■ **Stated problem**: Output all the material that follows, exactly as given.

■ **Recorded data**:
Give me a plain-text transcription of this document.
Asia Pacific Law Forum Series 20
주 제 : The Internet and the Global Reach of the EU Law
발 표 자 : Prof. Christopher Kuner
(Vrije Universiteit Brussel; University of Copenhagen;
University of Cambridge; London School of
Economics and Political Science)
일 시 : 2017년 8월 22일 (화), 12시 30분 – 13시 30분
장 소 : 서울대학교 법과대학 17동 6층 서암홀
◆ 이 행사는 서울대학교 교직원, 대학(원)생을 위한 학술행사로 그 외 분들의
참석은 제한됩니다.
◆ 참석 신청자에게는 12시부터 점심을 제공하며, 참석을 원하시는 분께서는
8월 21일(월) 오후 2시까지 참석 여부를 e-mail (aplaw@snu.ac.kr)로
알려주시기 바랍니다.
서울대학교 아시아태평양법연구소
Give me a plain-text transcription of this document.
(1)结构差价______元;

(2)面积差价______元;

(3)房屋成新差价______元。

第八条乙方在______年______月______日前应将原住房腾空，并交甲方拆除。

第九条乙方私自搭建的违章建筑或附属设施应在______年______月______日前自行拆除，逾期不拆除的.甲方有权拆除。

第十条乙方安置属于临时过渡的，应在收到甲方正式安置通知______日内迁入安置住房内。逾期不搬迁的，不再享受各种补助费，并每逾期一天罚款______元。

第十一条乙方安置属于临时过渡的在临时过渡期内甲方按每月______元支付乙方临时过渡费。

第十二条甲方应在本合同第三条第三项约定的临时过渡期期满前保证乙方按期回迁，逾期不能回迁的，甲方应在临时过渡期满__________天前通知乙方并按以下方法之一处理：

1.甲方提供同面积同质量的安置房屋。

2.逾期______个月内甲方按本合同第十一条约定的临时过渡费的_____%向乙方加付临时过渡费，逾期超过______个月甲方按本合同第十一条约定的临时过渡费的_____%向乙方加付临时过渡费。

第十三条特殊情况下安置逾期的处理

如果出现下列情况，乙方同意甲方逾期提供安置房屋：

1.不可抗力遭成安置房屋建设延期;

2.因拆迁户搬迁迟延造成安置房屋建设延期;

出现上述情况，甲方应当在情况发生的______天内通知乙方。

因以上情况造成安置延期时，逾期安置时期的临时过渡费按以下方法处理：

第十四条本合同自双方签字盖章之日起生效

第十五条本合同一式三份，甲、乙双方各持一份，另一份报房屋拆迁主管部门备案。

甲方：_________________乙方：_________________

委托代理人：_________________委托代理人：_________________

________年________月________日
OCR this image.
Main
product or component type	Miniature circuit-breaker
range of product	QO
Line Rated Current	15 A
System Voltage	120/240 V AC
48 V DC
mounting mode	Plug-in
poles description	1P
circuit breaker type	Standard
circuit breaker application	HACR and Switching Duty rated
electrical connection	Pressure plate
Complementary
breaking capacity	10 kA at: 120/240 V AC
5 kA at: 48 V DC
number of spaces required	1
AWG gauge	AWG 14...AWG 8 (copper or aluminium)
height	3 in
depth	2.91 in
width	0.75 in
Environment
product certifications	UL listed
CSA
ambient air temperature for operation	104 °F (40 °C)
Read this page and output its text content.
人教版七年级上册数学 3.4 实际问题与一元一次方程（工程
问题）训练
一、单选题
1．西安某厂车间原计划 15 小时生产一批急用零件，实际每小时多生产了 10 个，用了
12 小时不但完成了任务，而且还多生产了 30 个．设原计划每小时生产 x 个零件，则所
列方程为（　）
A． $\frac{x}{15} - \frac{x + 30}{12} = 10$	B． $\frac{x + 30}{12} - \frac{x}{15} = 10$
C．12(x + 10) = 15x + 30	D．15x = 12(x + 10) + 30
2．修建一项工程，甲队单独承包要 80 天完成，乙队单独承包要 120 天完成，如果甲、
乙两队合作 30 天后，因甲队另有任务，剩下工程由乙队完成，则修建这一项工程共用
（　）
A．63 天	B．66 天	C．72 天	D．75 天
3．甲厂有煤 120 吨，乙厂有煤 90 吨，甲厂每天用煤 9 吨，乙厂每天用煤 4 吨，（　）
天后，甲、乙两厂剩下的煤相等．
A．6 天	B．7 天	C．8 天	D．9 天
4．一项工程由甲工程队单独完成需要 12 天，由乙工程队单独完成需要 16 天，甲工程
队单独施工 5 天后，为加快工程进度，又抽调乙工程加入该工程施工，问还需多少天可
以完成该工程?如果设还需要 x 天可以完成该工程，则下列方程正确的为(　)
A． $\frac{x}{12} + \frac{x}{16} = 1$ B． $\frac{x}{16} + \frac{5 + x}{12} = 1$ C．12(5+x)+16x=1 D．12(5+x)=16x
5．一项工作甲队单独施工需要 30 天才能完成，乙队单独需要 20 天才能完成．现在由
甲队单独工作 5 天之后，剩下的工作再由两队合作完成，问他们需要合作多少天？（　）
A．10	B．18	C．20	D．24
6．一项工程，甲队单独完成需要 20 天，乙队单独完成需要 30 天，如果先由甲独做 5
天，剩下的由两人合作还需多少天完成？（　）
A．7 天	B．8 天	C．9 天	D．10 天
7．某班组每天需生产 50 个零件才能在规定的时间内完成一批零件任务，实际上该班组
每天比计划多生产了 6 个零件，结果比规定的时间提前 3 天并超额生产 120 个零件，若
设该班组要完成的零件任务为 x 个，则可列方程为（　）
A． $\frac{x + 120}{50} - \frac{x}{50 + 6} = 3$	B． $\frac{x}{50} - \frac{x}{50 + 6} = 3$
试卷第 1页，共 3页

■ **The output**:
Give me a plain-text transcription of this document.
Asia Pacific Law Forum Series 20
주 제 : The Internet and the Global Reach of the EU Law
발 표 자 : Prof. Christopher Kuner
(Vrije Universiteit Brussel; University of Copenhagen;
University of Cambridge; London School of
Economics and Political Science)
일 시 : 2017년 8월 22일 (화), 12시 30분 – 13시 30분
장 소 : 서울대학교 법과대학 17동 6층 서암홀
◆ 이 행사는 서울대학교 교직원, 대학(원)생을 위한 학술행사로 그 외 분들의
참석은 제한됩니다.
◆ 참석 신청자에게는 12시부터 점심을 제공하며, 참석을 원하시는 분께서는
8월 21일(월) 오후 2시까지 참석 여부를 e-mail (aplaw@snu.ac.kr)로
알려주시기 바랍니다.
서울대학교 아시아태평양법연구소
Give me a plain-text transcription of this document.
(1)结构差价______元;

(2)面积差价______元;

(3)房屋成新差价______元。

第八条乙方在______年______月______日前应将原住房腾空，并交甲方拆除。

第九条乙方私自搭建的违章建筑或附属设施应在______年______月______日前自行拆除，逾期不拆除的.甲方有权拆除。

第十条乙方安置属于临时过渡的，应在收到甲方正式安置通知______日内迁入安置住房内。逾期不搬迁的，不再享受各种补助费，并每逾期一天罚款______元。

第十一条乙方安置属于临时过渡的在临时过渡期内甲方按每月______元支付乙方临时过渡费。

第十二条甲方应在本合同第三条第三项约定的临时过渡期期满前保证乙方按期回迁，逾期不能回迁的，甲方应在临时过渡期满__________天前通知乙方并按以下方法之一处理：

1.甲方提供同面积同质量的安置房屋。

2.逾期______个月内甲方按本合同第十一条约定的临时过渡费的_____%向乙方加付临时过渡费，逾期超过______个月甲方按本合同第十一条约定的临时过渡费的_____%向乙方加付临时过渡费。

第十三条特殊情况下安置逾期的处理

如果出现下列情况，乙方同意甲方逾期提供安置房屋：

1.不可抗力遭成安置房屋建设延期;

2.因拆迁户搬迁迟延造成安置房屋建设延期;

出现上述情况，甲方应当在情况发生的______天内通知乙方。

因以上情况造成安置延期时，逾期安置时期的临时过渡费按以下方法处理：

第十四条本合同自双方签字盖章之日起生效

第十五条本合同一式三份，甲、乙双方各持一份，另一份报房屋拆迁主管部门备案。

甲方：_________________乙方：_________________

委托代理人：_________________委托代理人：_________________

________年________月________日
OCR this image.
Main
product or component type	Miniature circuit-breaker
range of product	QO
Line Rated Current	15 A
System Voltage	120/240 V AC
48 V DC
mounting mode	Plug-in
poles description	1P
circuit breaker type	Standard
circuit breaker application	HACR and Switching Duty rated
electrical connection	Pressure plate
Complementary
breaking capacity	10 kA at: 120/240 V AC
5 kA at: 48 V DC
number of spaces required	1
AWG gauge	AWG 14...AWG 8 (copper or aluminium)
height	3 in
depth	2.91 in
width	0.75 in
Environment
product certifications	UL listed
CSA
ambient air temperature for operation	104 °F (40 °C)
Read this page and output its text content.
人教版七年级上册数学 3.4 实际问题与一元一次方程（工程
问题）训练
一、单选题
1．西安某厂车间原计划 15 小时生产一批急用零件，实际每小时多生产了 10 个，用了
12 小时不但完成了任务，而且还多生产了 30 个．设原计划每小时生产 x 个零件，则所
列方程为（　）
A． $\frac{x}{15} - \frac{x + 30}{12} = 10$	B． $\frac{x + 30}{12} - \frac{x}{15} = 10$
C．12(x + 10) = 15x + 30	D．15x = 12(x + 10) + 30
2．修建一项工程，甲队单独承包要 80 天完成，乙队单独承包要 120 天完成，如果甲、
乙两队合作 30 天后，因甲队另有任务，剩下工程由乙队完成，则修建这一项工程共用
（　）
A．63 天	B．66 天	C．72 天	D．75 天
3．甲厂有煤 120 吨，乙厂有煤 90 吨，甲厂每天用煤 9 吨，乙厂每天用煤 4 吨，（　）
天后，甲、乙两厂剩下的煤相等．
A．6 天	B．7 天	C．8 天	D．9 天
4．一项工程由甲工程队单独完成需要 12 天，由乙工程队单独完成需要 16 天，甲工程
队单独施工 5 天后，为加快工程进度，又抽调乙工程加入该工程施工，问还需多少天可
以完成该工程?如果设还需要 x 天可以完成该工程，则下列方程正确的为(　)
A． $\frac{x}{12} + \frac{x}{16} = 1$ B． $\frac{x}{16} + \frac{5 + x}{12} = 1$ C．12(5+x)+16x=1 D．12(5+x)=16x
5．一项工作甲队单独施工需要 30 天才能完成，乙队单独需要 20 天才能完成．现在由
甲队单独工作 5 天之后，剩下的工作再由两队合作完成，问他们需要合作多少天？（　）
A．10	B．18	C．20	D．24
6．一项工程，甲队单独完成需要 20 天，乙队单独完成需要 30 天，如果先由甲独做 5
天，剩下的由两人合作还需多少天完成？（　）
A．7 天	B．8 天	C．9 天	D．10 天
7．某班组每天需生产 50 个零件才能在规定的时间内完成一批零件任务，实际上该班组
每天比计划多生产了 6 个零件，结果比规定的时间提前 3 天并超额生产 120 个零件，若
设该班组要完成的零件任务为 x 个，则可列方程为（　）
A． $\frac{x + 120}{50} - \frac{x}{50 + 6} = 3$	B． $\frac{x}{50} - \frac{x}{50 + 6} = 3$
试卷第 1页，共 3页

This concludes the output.